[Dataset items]
= = =
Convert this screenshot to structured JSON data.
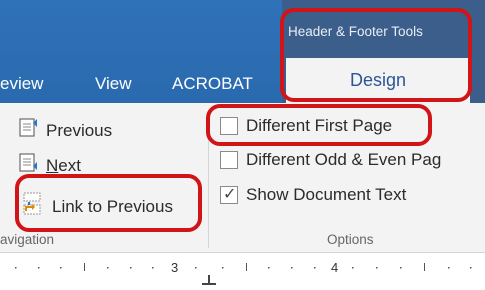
{
  "ribbon_tabs": {
    "review_partial": "eview",
    "view": "View",
    "acrobat": "ACROBAT",
    "contextual_group": "Header & Footer Tools",
    "design": "Design"
  },
  "navigation": {
    "previous": "Previous",
    "next_first": "N",
    "next_rest": "ext",
    "link_to_previous": "Link to Previous",
    "group_label_partial": "avigation"
  },
  "options": {
    "different_first_page": {
      "label": "Different First Page",
      "checked": false
    },
    "different_odd_even": {
      "label": "Different Odd & Even Pag",
      "checked": false
    },
    "show_document_text": {
      "label": "Show Document Text",
      "checked": true
    },
    "group_label": "Options"
  },
  "ruler": {
    "marks": [
      "3",
      "4"
    ]
  },
  "colors": {
    "ribbon_blue": "#2f72b9",
    "contextual_blue": "#3b5e8a",
    "highlight_red": "#d01418"
  }
}
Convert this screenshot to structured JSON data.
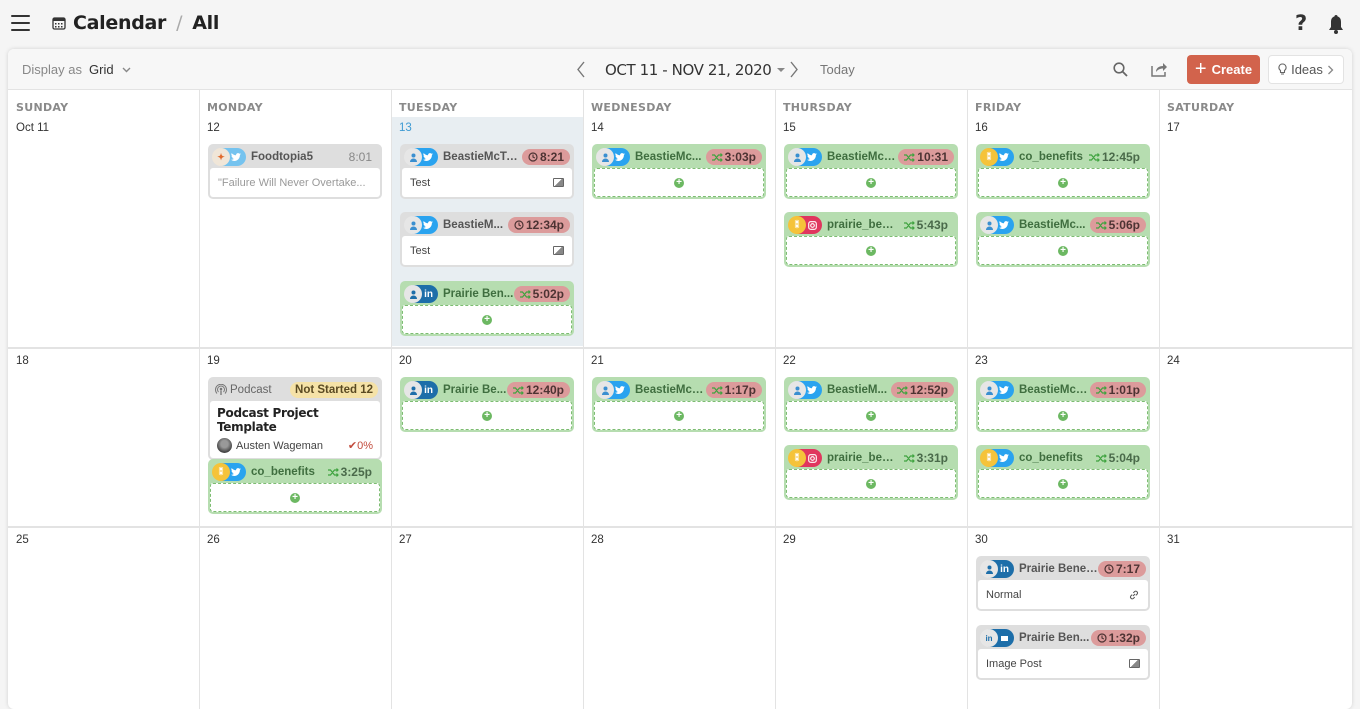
{
  "header": {
    "title": "Calendar",
    "separator": "/",
    "view": "All",
    "help_label": "?"
  },
  "toolbar": {
    "display_as_label": "Display as",
    "display_value": "Grid",
    "date_range": "OCT 11 - NOV 21, 2020",
    "today_label": "Today",
    "create_label": "Create",
    "ideas_label": "Ideas"
  },
  "colors": {
    "create_button": "#d2634c",
    "today_date": "#3f9bd3",
    "published_card": "#b6ddb0",
    "scheduled_card": "#dedede",
    "overdue_time": "#dc9b9b",
    "not_started_badge": "#f5e2a7"
  },
  "weekdays": [
    "SUNDAY",
    "MONDAY",
    "TUESDAY",
    "WEDNESDAY",
    "THURSDAY",
    "FRIDAY",
    "SATURDAY"
  ],
  "weeks": [
    {
      "days": [
        "Oct 11",
        "12",
        "13",
        "14",
        "15",
        "16",
        "17"
      ]
    },
    {
      "days": [
        "18",
        "19",
        "20",
        "21",
        "22",
        "23",
        "24"
      ]
    },
    {
      "days": [
        "25",
        "26",
        "27",
        "28",
        "29",
        "30",
        "31"
      ]
    }
  ],
  "today_day": "13",
  "events": {
    "mon12": {
      "account": "Foodtopia5",
      "network": "twitter",
      "time": "8:01",
      "body": "\"Failure Will Never Overtake..."
    },
    "tue13a": {
      "account": "BeastieMcTest",
      "network": "twitter",
      "time": "8:21",
      "time_icon": "clock-icon",
      "body": "Test",
      "attachment": "image-icon"
    },
    "tue13b": {
      "account": "BeastieM...",
      "network": "twitter",
      "time": "12:34p",
      "time_icon": "clock-icon",
      "body": "Test",
      "attachment": "image-icon"
    },
    "tue13c": {
      "account": "Prairie Ben...",
      "network": "linkedin",
      "time": "5:02p",
      "time_icon": "shuffle-icon"
    },
    "wed14": {
      "account": "BeastieMc...",
      "network": "twitter",
      "time": "3:03p",
      "time_icon": "shuffle-icon"
    },
    "thu15a": {
      "account": "BeastieMcT...",
      "network": "twitter",
      "time": "10:31",
      "time_icon": "shuffle-icon"
    },
    "thu15b": {
      "account": "prairie_ben...",
      "network": "instagram",
      "time": "5:43p",
      "time_icon": "shuffle-icon"
    },
    "fri16a": {
      "account": "co_benefits",
      "network": "twitter",
      "time": "12:45p",
      "time_icon": "shuffle-icon"
    },
    "fri16b": {
      "account": "BeastieMc...",
      "network": "twitter",
      "time": "5:06p",
      "time_icon": "shuffle-icon"
    },
    "mon19a": {
      "type_label": "Podcast",
      "status": "Not Started",
      "count": "12",
      "title": "Podcast Project Template",
      "assignee": "Austen Wageman",
      "progress": "0%"
    },
    "mon19b": {
      "account": "co_benefits",
      "network": "twitter",
      "time": "3:25p",
      "time_icon": "shuffle-icon"
    },
    "tue20": {
      "account": "Prairie Be...",
      "network": "linkedin",
      "time": "12:40p",
      "time_icon": "shuffle-icon"
    },
    "wed21": {
      "account": "BeastieMcT...",
      "network": "twitter",
      "time": "1:17p",
      "time_icon": "shuffle-icon"
    },
    "thu22a": {
      "account": "BeastieM...",
      "network": "twitter",
      "time": "12:52p",
      "time_icon": "shuffle-icon"
    },
    "thu22b": {
      "account": "prairie_bene...",
      "network": "instagram",
      "time": "3:31p",
      "time_icon": "shuffle-icon"
    },
    "fri23a": {
      "account": "BeastieMcT...",
      "network": "twitter",
      "time": "1:01p",
      "time_icon": "shuffle-icon"
    },
    "fri23b": {
      "account": "co_benefits",
      "network": "twitter",
      "time": "5:04p",
      "time_icon": "shuffle-icon"
    },
    "fri30a": {
      "account": "Prairie Benef...",
      "network": "linkedin",
      "time": "7:17",
      "time_icon": "clock-icon",
      "body": "Normal",
      "attachment": "link-icon"
    },
    "fri30b": {
      "account": "Prairie Ben...",
      "network": "linkedin-page",
      "time": "1:32p",
      "time_icon": "clock-icon",
      "body": "Image Post",
      "attachment": "image-icon"
    }
  }
}
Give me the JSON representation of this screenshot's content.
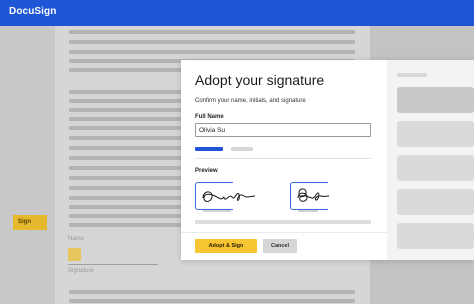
{
  "app": {
    "brand": "DocuSign"
  },
  "document": {
    "sign_tag_label": "Sign",
    "name_label": "Name",
    "signature_label": "Signature"
  },
  "modal": {
    "title": "Adopt your signature",
    "subtitle": "Confirm your name, initials, and signature",
    "full_name_label": "Full Name",
    "full_name_value": "Olivia Su",
    "preview_label": "Preview",
    "adopt_button": "Adopt & Sign",
    "cancel_button": "Cancel"
  },
  "colors": {
    "brand_blue": "#1e56d6",
    "accent_yellow": "#f6c531"
  }
}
= = =
Copy the material above in full and exactly, skipping pictures.

Convert this screenshot to structured JSON data.
{
  "ribbon_tabs": {
    "review_partial": "eview",
    "view": "View",
    "acrobat": "ACROBAT",
    "contextual_group": "Header & Footer Tools",
    "design": "Design"
  },
  "navigation": {
    "previous": "Previous",
    "next_first": "N",
    "next_rest": "ext",
    "link_to_previous": "Link to Previous",
    "group_label_partial": "avigation"
  },
  "options": {
    "different_first_page": {
      "label": "Different First Page",
      "checked": false
    },
    "different_odd_even": {
      "label": "Different Odd & Even Pag",
      "checked": false
    },
    "show_document_text": {
      "label": "Show Document Text",
      "checked": true
    },
    "group_label": "Options"
  },
  "ruler": {
    "marks": [
      "3",
      "4"
    ]
  },
  "colors": {
    "ribbon_blue": "#2f72b9",
    "contextual_blue": "#3b5e8a",
    "highlight_red": "#d01418"
  }
}
Convert this screenshot to structured JSON data.
{
  "header": {
    "title": "Calendar",
    "separator": "/",
    "view": "All",
    "help_label": "?"
  },
  "toolbar": {
    "display_as_label": "Display as",
    "display_value": "Grid",
    "date_range": "OCT 11 - NOV 21, 2020",
    "today_label": "Today",
    "create_label": "Create",
    "ideas_label": "Ideas"
  },
  "colors": {
    "create_button": "#d2634c",
    "today_date": "#3f9bd3",
    "published_card": "#b6ddb0",
    "scheduled_card": "#dedede",
    "overdue_time": "#dc9b9b",
    "not_started_badge": "#f5e2a7"
  },
  "weekdays": [
    "SUNDAY",
    "MONDAY",
    "TUESDAY",
    "WEDNESDAY",
    "THURSDAY",
    "FRIDAY",
    "SATURDAY"
  ],
  "weeks": [
    {
      "days": [
        "Oct 11",
        "12",
        "13",
        "14",
        "15",
        "16",
        "17"
      ]
    },
    {
      "days": [
        "18",
        "19",
        "20",
        "21",
        "22",
        "23",
        "24"
      ]
    },
    {
      "days": [
        "25",
        "26",
        "27",
        "28",
        "29",
        "30",
        "31"
      ]
    }
  ],
  "today_day": "13",
  "events": {
    "mon12": {
      "account": "Foodtopia5",
      "network": "twitter",
      "time": "8:01",
      "body": "\"Failure Will Never Overtake..."
    },
    "tue13a": {
      "account": "BeastieMcTest",
      "network": "twitter",
      "time": "8:21",
      "time_icon": "clock-icon",
      "body": "Test",
      "attachment": "image-icon"
    },
    "tue13b": {
      "account": "BeastieM...",
      "network": "twitter",
      "time": "12:34p",
      "time_icon": "clock-icon",
      "body": "Test",
      "attachment": "image-icon"
    },
    "tue13c": {
      "account": "Prairie Ben...",
      "network": "linkedin",
      "time": "5:02p",
      "time_icon": "shuffle-icon"
    },
    "wed14": {
      "account": "BeastieMc...",
      "network": "twitter",
      "time": "3:03p",
      "time_icon": "shuffle-icon"
    },
    "thu15a": {
      "account": "BeastieMcT...",
      "network": "twitter",
      "time": "10:31",
      "time_icon": "shuffle-icon"
    },
    "thu15b": {
      "account": "prairie_ben...",
      "network": "instagram",
      "time": "5:43p",
      "time_icon": "shuffle-icon"
    },
    "fri16a": {
      "account": "co_benefits",
      "network": "twitter",
      "time": "12:45p",
      "time_icon": "shuffle-icon"
    },
    "fri16b": {
      "account": "BeastieMc...",
      "network": "twitter",
      "time": "5:06p",
      "time_icon": "shuffle-icon"
    },
    "mon19a": {
      "type_label": "Podcast",
      "status": "Not Started",
      "count": "12",
      "title": "Podcast Project Template",
      "assignee": "Austen Wageman",
      "progress": "0%"
    },
    "mon19b": {
      "account": "co_benefits",
      "network": "twitter",
      "time": "3:25p",
      "time_icon": "shuffle-icon"
    },
    "tue20": {
      "account": "Prairie Be...",
      "network": "linkedin",
      "time": "12:40p",
      "time_icon": "shuffle-icon"
    },
    "wed21": {
      "account": "BeastieMcT...",
      "network": "twitter",
      "time": "1:17p",
      "time_icon": "shuffle-icon"
    },
    "thu22a": {
      "account": "BeastieM...",
      "network": "twitter",
      "time": "12:52p",
      "time_icon": "shuffle-icon"
    },
    "thu22b": {
      "account": "prairie_bene...",
      "network": "instagram",
      "time": "3:31p",
      "time_icon": "shuffle-icon"
    },
    "fri23a": {
      "account": "BeastieMcT...",
      "network": "twitter",
      "time": "1:01p",
      "time_icon": "shuffle-icon"
    },
    "fri23b": {
      "account": "co_benefits",
      "network": "twitter",
      "time": "5:04p",
      "time_icon": "shuffle-icon"
    },
    "fri30a": {
      "account": "Prairie Benef...",
      "network": "linkedin",
      "time": "7:17",
      "time_icon": "clock-icon",
      "body": "Normal",
      "attachment": "link-icon"
    },
    "fri30b": {
      "account": "Prairie Ben...",
      "network": "linkedin-page",
      "time": "1:32p",
      "time_icon": "clock-icon",
      "body": "Image Post",
      "attachment": "image-icon"
    }
  }
}
Give me the JSON representation of this screenshot's content.
{
  "app": {
    "brand": "DocuSign"
  },
  "document": {
    "sign_tag_label": "Sign",
    "name_label": "Name",
    "signature_label": "Signature"
  },
  "modal": {
    "title": "Adopt your signature",
    "subtitle": "Confirm your name, initials, and signature",
    "full_name_label": "Full Name",
    "full_name_value": "Olivia Su",
    "preview_label": "Preview",
    "adopt_button": "Adopt & Sign",
    "cancel_button": "Cancel"
  },
  "colors": {
    "brand_blue": "#1e56d6",
    "accent_yellow": "#f6c531"
  }
}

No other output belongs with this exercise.